- **Requirement**
Leaving out every image, restate all the records word for word.

- **Dataset records**

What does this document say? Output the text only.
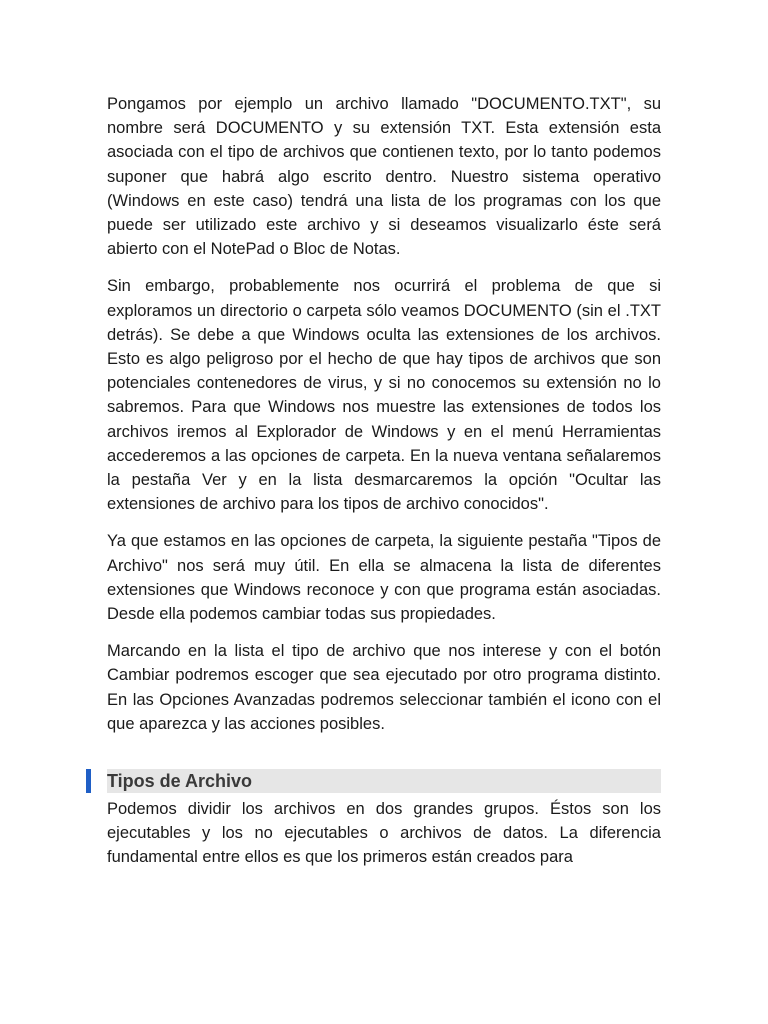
Pongamos por ejemplo un archivo llamado "DOCUMENTO.TXT", su nombre será DOCUMENTO y su extensión TXT. Esta extensión esta asociada con el tipo de archivos que contienen texto, por lo tanto podemos suponer que habrá algo escrito dentro. Nuestro sistema operativo (Windows en este caso) tendrá una lista de los programas con los que puede ser utilizado este archivo y si deseamos visualizarlo éste será abierto con el NotePad o Bloc de Notas.

Sin embargo, probablemente nos ocurrirá el problema de que si exploramos un directorio o carpeta sólo veamos DOCUMENTO (sin el .TXT detrás). Se debe a que Windows oculta las extensiones de los archivos. Esto es algo peligroso por el hecho de que hay tipos de archivos que son potenciales contenedores de virus, y si no conocemos su extensión no lo sabremos. Para que Windows nos muestre las extensiones de todos los archivos iremos al Explorador de Windows y en el menú Herramientas accederemos a las opciones de carpeta. En la nueva ventana señalaremos la pestaña Ver y en la lista desmarcaremos la opción "Ocultar las extensiones de archivo para los tipos de archivo conocidos".

Ya que estamos en las opciones de carpeta, la siguiente pestaña "Tipos de Archivo" nos será muy útil. En ella se almacena la lista de diferentes extensiones que Windows reconoce y con que programa están asociadas. Desde ella podemos cambiar todas sus propiedades.

Marcando en la lista el tipo de archivo que nos interese y con el botón Cambiar podremos escoger que sea ejecutado por otro programa distinto. En las Opciones Avanzadas podremos seleccionar también el icono con el que aparezca y las acciones posibles.

Tipos de Archivo

Podemos dividir los archivos en dos grandes grupos. Éstos son los ejecutables y los no ejecutables o archivos de datos. La diferencia fundamental entre ellos es que los primeros están creados para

- **Solution**
What does this document say? Output the text only.
Pongamos por ejemplo un archivo llamado "DOCUMENTO.TXT", su nombre será DOCUMENTO y su extensión TXT. Esta extensión esta asociada con el tipo de archivos que contienen texto, por lo tanto podemos suponer que habrá algo escrito dentro. Nuestro sistema operativo (Windows en este caso) tendrá una lista de los programas con los que puede ser utilizado este archivo y si deseamos visualizarlo éste será abierto con el NotePad o Bloc de Notas.

Sin embargo, probablemente nos ocurrirá el problema de que si exploramos un directorio o carpeta sólo veamos DOCUMENTO (sin el .TXT detrás). Se debe a que Windows oculta las extensiones de los archivos. Esto es algo peligroso por el hecho de que hay tipos de archivos que son potenciales contenedores de virus, y si no conocemos su extensión no lo sabremos. Para que Windows nos muestre las extensiones de todos los archivos iremos al Explorador de Windows y en el menú Herramientas accederemos a las opciones de carpeta. En la nueva ventana señalaremos la pestaña Ver y en la lista desmarcaremos la opción "Ocultar las extensiones de archivo para los tipos de archivo conocidos".

Ya que estamos en las opciones de carpeta, la siguiente pestaña "Tipos de Archivo" nos será muy útil. En ella se almacena la lista de diferentes extensiones que Windows reconoce y con que programa están asociadas. Desde ella podemos cambiar todas sus propiedades.

Marcando en la lista el tipo de archivo que nos interese y con el botón Cambiar podremos escoger que sea ejecutado por otro programa distinto. En las Opciones Avanzadas podremos seleccionar también el icono con el que aparezca y las acciones posibles.

Tipos de Archivo

Podemos dividir los archivos en dos grandes grupos. Éstos son los ejecutables y los no ejecutables o archivos de datos. La diferencia fundamental entre ellos es que los primeros están creados para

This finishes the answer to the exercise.